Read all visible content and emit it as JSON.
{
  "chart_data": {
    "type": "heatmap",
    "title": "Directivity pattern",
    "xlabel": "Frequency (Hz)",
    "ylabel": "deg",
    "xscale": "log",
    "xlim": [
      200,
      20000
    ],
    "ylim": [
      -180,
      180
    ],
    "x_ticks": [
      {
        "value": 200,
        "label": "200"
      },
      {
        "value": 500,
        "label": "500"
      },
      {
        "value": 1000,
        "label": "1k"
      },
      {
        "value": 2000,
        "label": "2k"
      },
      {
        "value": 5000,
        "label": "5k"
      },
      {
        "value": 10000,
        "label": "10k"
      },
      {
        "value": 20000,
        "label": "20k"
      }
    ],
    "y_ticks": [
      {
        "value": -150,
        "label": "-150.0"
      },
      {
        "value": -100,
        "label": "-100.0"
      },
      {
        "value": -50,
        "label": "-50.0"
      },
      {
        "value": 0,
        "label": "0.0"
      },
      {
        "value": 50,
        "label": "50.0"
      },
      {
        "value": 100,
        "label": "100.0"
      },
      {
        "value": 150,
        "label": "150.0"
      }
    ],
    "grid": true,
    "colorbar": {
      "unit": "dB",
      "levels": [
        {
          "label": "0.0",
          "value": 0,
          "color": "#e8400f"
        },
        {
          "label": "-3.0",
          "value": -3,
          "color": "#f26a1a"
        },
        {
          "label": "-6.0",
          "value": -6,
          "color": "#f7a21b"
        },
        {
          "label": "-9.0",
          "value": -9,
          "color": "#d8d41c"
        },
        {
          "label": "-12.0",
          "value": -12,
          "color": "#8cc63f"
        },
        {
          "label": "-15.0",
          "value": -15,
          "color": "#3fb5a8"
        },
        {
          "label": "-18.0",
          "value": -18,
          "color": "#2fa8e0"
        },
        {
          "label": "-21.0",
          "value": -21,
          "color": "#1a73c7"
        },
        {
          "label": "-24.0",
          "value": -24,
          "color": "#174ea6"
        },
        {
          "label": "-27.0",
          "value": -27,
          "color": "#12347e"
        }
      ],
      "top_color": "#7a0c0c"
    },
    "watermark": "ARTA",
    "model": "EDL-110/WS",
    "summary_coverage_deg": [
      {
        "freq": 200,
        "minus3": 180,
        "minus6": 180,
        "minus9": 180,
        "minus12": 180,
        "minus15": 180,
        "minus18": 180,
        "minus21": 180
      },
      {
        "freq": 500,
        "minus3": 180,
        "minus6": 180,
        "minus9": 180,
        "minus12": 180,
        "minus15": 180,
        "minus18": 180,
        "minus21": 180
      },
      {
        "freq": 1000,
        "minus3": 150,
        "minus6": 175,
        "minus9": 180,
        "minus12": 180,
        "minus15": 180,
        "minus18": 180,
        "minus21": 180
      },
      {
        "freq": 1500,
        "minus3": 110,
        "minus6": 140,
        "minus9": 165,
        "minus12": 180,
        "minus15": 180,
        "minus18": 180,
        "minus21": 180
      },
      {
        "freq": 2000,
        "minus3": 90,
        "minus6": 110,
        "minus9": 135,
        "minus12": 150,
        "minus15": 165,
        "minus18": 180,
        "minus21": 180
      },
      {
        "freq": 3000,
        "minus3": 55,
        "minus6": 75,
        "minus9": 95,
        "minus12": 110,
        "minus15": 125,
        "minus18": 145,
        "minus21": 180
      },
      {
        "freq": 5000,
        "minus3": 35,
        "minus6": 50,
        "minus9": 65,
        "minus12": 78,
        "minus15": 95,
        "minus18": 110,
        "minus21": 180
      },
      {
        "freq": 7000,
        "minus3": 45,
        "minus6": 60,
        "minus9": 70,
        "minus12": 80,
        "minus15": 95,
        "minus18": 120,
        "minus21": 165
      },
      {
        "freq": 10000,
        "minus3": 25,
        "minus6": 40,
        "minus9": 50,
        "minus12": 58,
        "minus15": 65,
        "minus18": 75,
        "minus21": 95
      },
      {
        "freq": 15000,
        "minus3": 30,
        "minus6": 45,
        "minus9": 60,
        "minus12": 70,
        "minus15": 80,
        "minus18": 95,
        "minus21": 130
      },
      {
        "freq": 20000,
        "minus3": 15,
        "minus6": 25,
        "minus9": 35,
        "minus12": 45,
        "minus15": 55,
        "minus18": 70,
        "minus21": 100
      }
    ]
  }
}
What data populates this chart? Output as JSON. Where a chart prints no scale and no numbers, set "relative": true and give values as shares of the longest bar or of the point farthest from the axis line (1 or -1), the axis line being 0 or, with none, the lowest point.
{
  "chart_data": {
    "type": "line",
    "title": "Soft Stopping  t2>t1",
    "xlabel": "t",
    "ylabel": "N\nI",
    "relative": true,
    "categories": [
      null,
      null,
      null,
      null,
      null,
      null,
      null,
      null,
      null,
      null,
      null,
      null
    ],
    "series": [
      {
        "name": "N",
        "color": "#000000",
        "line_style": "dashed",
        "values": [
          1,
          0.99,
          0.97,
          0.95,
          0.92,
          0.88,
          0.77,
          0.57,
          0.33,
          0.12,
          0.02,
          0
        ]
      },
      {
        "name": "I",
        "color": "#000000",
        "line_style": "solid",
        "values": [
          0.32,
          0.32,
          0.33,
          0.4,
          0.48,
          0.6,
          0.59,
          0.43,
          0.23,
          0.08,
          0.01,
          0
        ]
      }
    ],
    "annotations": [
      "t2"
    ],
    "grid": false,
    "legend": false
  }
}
══════════
Stated problem
Quote every entry exactly.

Correct output
Read all visible content and emit it as JSON.
{
  "chart_data": {
    "type": "heatmap",
    "title": "Directivity pattern",
    "xlabel": "Frequency (Hz)",
    "ylabel": "deg",
    "xscale": "log",
    "xlim": [
      200,
      20000
    ],
    "ylim": [
      -180,
      180
    ],
    "x_ticks": [
      {
        "value": 200,
        "label": "200"
      },
      {
        "value": 500,
        "label": "500"
      },
      {
        "value": 1000,
        "label": "1k"
      },
      {
        "value": 2000,
        "label": "2k"
      },
      {
        "value": 5000,
        "label": "5k"
      },
      {
        "value": 10000,
        "label": "10k"
      },
      {
        "value": 20000,
        "label": "20k"
      }
    ],
    "y_ticks": [
      {
        "value": -150,
        "label": "-150.0"
      },
      {
        "value": -100,
        "label": "-100.0"
      },
      {
        "value": -50,
        "label": "-50.0"
      },
      {
        "value": 0,
        "label": "0.0"
      },
      {
        "value": 50,
        "label": "50.0"
      },
      {
        "value": 100,
        "label": "100.0"
      },
      {
        "value": 150,
        "label": "150.0"
      }
    ],
    "grid": true,
    "colorbar": {
      "unit": "dB",
      "levels": [
        {
          "label": "0.0",
          "value": 0,
          "color": "#e8400f"
        },
        {
          "label": "-3.0",
          "value": -3,
          "color": "#f26a1a"
        },
        {
          "label": "-6.0",
          "value": -6,
          "color": "#f7a21b"
        },
        {
          "label": "-9.0",
          "value": -9,
          "color": "#d8d41c"
        },
        {
          "label": "-12.0",
          "value": -12,
          "color": "#8cc63f"
        },
        {
          "label": "-15.0",
          "value": -15,
          "color": "#3fb5a8"
        },
        {
          "label": "-18.0",
          "value": -18,
          "color": "#2fa8e0"
        },
        {
          "label": "-21.0",
          "value": -21,
          "color": "#1a73c7"
        },
        {
          "label": "-24.0",
          "value": -24,
          "color": "#174ea6"
        },
        {
          "label": "-27.0",
          "value": -27,
          "color": "#12347e"
        }
      ],
      "top_color": "#7a0c0c"
    },
    "watermark": "ARTA",
    "model": "EDL-110/WS",
    "summary_coverage_deg": [
      {
        "freq": 200,
        "minus3": 180,
        "minus6": 180,
        "minus9": 180,
        "minus12": 180,
        "minus15": 180,
        "minus18": 180,
        "minus21": 180
      },
      {
        "freq": 500,
        "minus3": 180,
        "minus6": 180,
        "minus9": 180,
        "minus12": 180,
        "minus15": 180,
        "minus18": 180,
        "minus21": 180
      },
      {
        "freq": 1000,
        "minus3": 150,
        "minus6": 175,
        "minus9": 180,
        "minus12": 180,
        "minus15": 180,
        "minus18": 180,
        "minus21": 180
      },
      {
        "freq": 1500,
        "minus3": 110,
        "minus6": 140,
        "minus9": 165,
        "minus12": 180,
        "minus15": 180,
        "minus18": 180,
        "minus21": 180
      },
      {
        "freq": 2000,
        "minus3": 90,
        "minus6": 110,
        "minus9": 135,
        "minus12": 150,
        "minus15": 165,
        "minus18": 180,
        "minus21": 180
      },
      {
        "freq": 3000,
        "minus3": 55,
        "minus6": 75,
        "minus9": 95,
        "minus12": 110,
        "minus15": 125,
        "minus18": 145,
        "minus21": 180
      },
      {
        "freq": 5000,
        "minus3": 35,
        "minus6": 50,
        "minus9": 65,
        "minus12": 78,
        "minus15": 95,
        "minus18": 110,
        "minus21": 180
      },
      {
        "freq": 7000,
        "minus3": 45,
        "minus6": 60,
        "minus9": 70,
        "minus12": 80,
        "minus15": 95,
        "minus18": 120,
        "minus21": 165
      },
      {
        "freq": 10000,
        "minus3": 25,
        "minus6": 40,
        "minus9": 50,
        "minus12": 58,
        "minus15": 65,
        "minus18": 75,
        "minus21": 95
      },
      {
        "freq": 15000,
        "minus3": 30,
        "minus6": 45,
        "minus9": 60,
        "minus12": 70,
        "minus15": 80,
        "minus18": 95,
        "minus21": 130
      },
      {
        "freq": 20000,
        "minus3": 15,
        "minus6": 25,
        "minus9": 35,
        "minus12": 45,
        "minus15": 55,
        "minus18": 70,
        "minus21": 100
      }
    ]
  }
}
What data populates this chart? Output as JSON. Where a chart prints no scale and no numbers, set "relative": true and give values as shares of the longest bar or of the point farthest from the axis line (1 or -1), the axis line being 0 or, with none, the lowest point.
{
  "chart_data": {
    "type": "line",
    "title": "Soft Stopping  t2>t1",
    "xlabel": "t",
    "ylabel": "N\nI",
    "relative": true,
    "categories": [
      null,
      null,
      null,
      null,
      null,
      null,
      null,
      null,
      null,
      null,
      null,
      null
    ],
    "series": [
      {
        "name": "N",
        "color": "#000000",
        "line_style": "dashed",
        "values": [
          1,
          0.99,
          0.97,
          0.95,
          0.92,
          0.88,
          0.77,
          0.57,
          0.33,
          0.12,
          0.02,
          0
        ]
      },
      {
        "name": "I",
        "color": "#000000",
        "line_style": "solid",
        "values": [
          0.32,
          0.32,
          0.33,
          0.4,
          0.48,
          0.6,
          0.59,
          0.43,
          0.23,
          0.08,
          0.01,
          0
        ]
      }
    ],
    "annotations": [
      "t2"
    ],
    "grid": false,
    "legend": false
  }
}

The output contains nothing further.